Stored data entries
::::

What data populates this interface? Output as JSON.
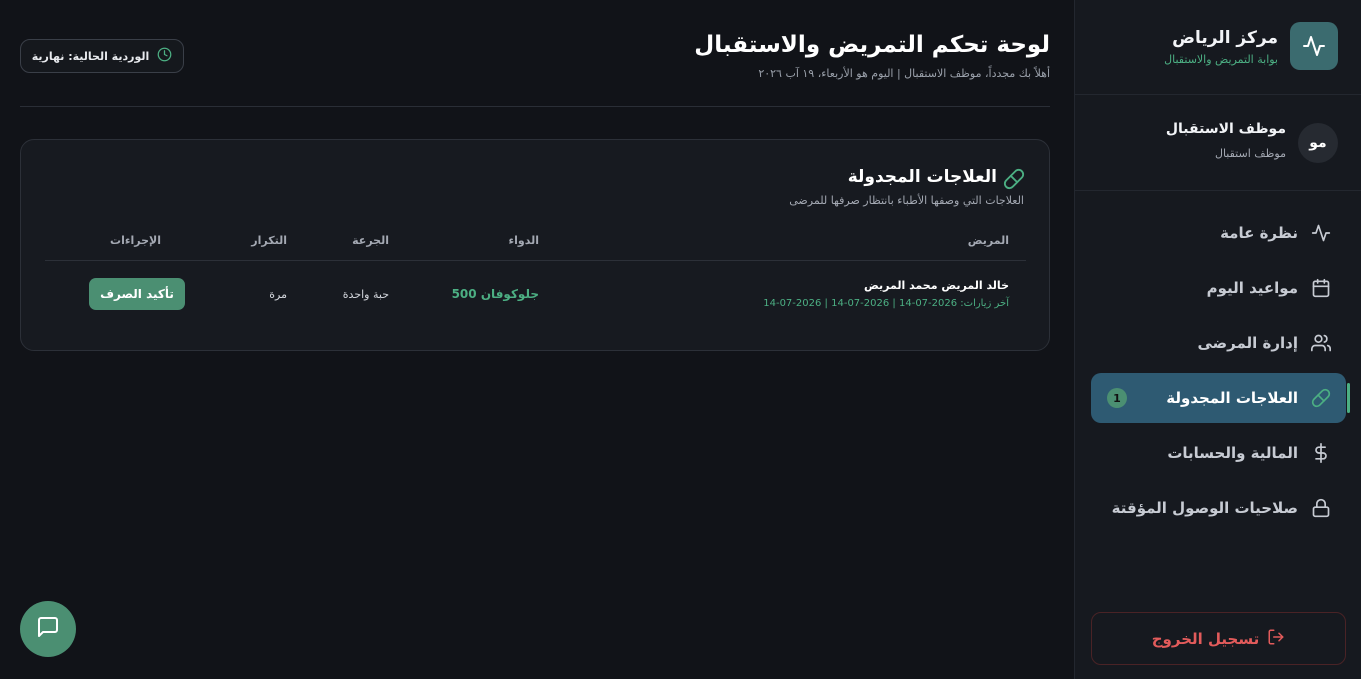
{
  "brand": {
    "title": "مركز الرياض",
    "subtitle": "بوابة التمريض والاستقبال",
    "logo_icon": "activity-icon"
  },
  "user": {
    "initials": "مو",
    "name": "موظف الاستقبال",
    "role": "موظف استقبال"
  },
  "nav": {
    "items": [
      {
        "label": "نظرة عامة",
        "icon": "activity-icon",
        "active": false
      },
      {
        "label": "مواعيد اليوم",
        "icon": "calendar-icon",
        "active": false
      },
      {
        "label": "إدارة المرضى",
        "icon": "users-icon",
        "active": false
      },
      {
        "label": "العلاجات المجدولة",
        "icon": "pill-icon",
        "active": true,
        "badge": "1"
      },
      {
        "label": "المالية والحسابات",
        "icon": "dollar-icon",
        "active": false
      },
      {
        "label": "صلاحيات الوصول المؤقتة",
        "icon": "lock-icon",
        "active": false
      }
    ]
  },
  "logout_label": "تسجيل الخروج",
  "header": {
    "title": "لوحة تحكم التمريض والاستقبال",
    "subtitle": "أهلاً بك مجدداً، موظف الاستقبال | اليوم هو الأربعاء، ١٩ آب ٢٠٢٦",
    "shift_label": "الوردية الحالية: نهارية"
  },
  "card": {
    "title": "العلاجات المجدولة",
    "subtitle": "العلاجات التي وصفها الأطباء بانتظار صرفها للمرضى",
    "columns": {
      "patient": "المريض",
      "drug": "الدواء",
      "dose": "الجرعة",
      "frequency": "التكرار",
      "actions": "الإجراءات"
    },
    "rows": [
      {
        "patient": "خالد المريض محمد المريض",
        "visits": "آخر زيارات: 2026-07-14 | 2026-07-14 | 2026-07-14",
        "drug": "جلوكوفان 500",
        "dose": "حبة واحدة",
        "frequency": "مرة",
        "action": "تأكيد الصرف"
      }
    ]
  },
  "colors": {
    "accent": "#4caf83",
    "active_nav": "#2e5a72",
    "danger": "#e25b5b",
    "background": "#111318"
  }
}
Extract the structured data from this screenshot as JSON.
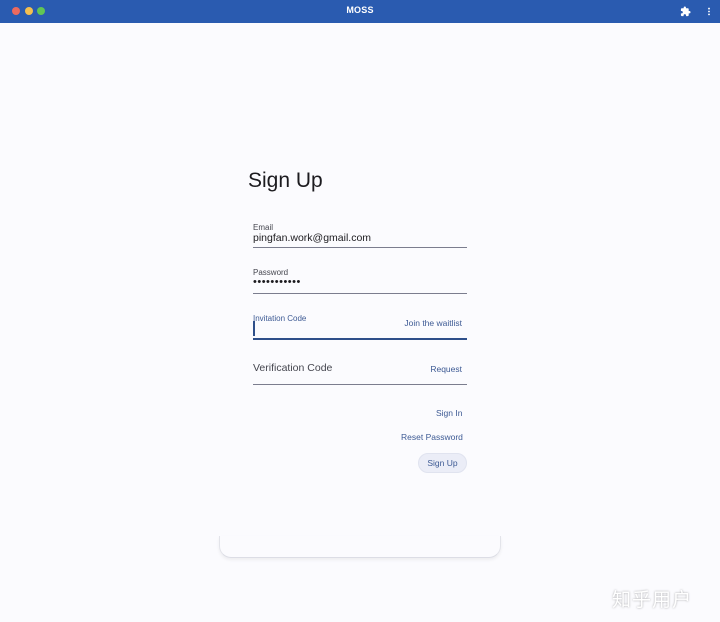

::::

EXERCISE: Lines that hold the word "والاستقبال" are the ones to return, every one of them.

RESULT OF THIS EXERCISE:
    "subtitle": "بوابة التمريض والاستقبال",
    "title": "لوحة تحكم التمريض والاستقبال",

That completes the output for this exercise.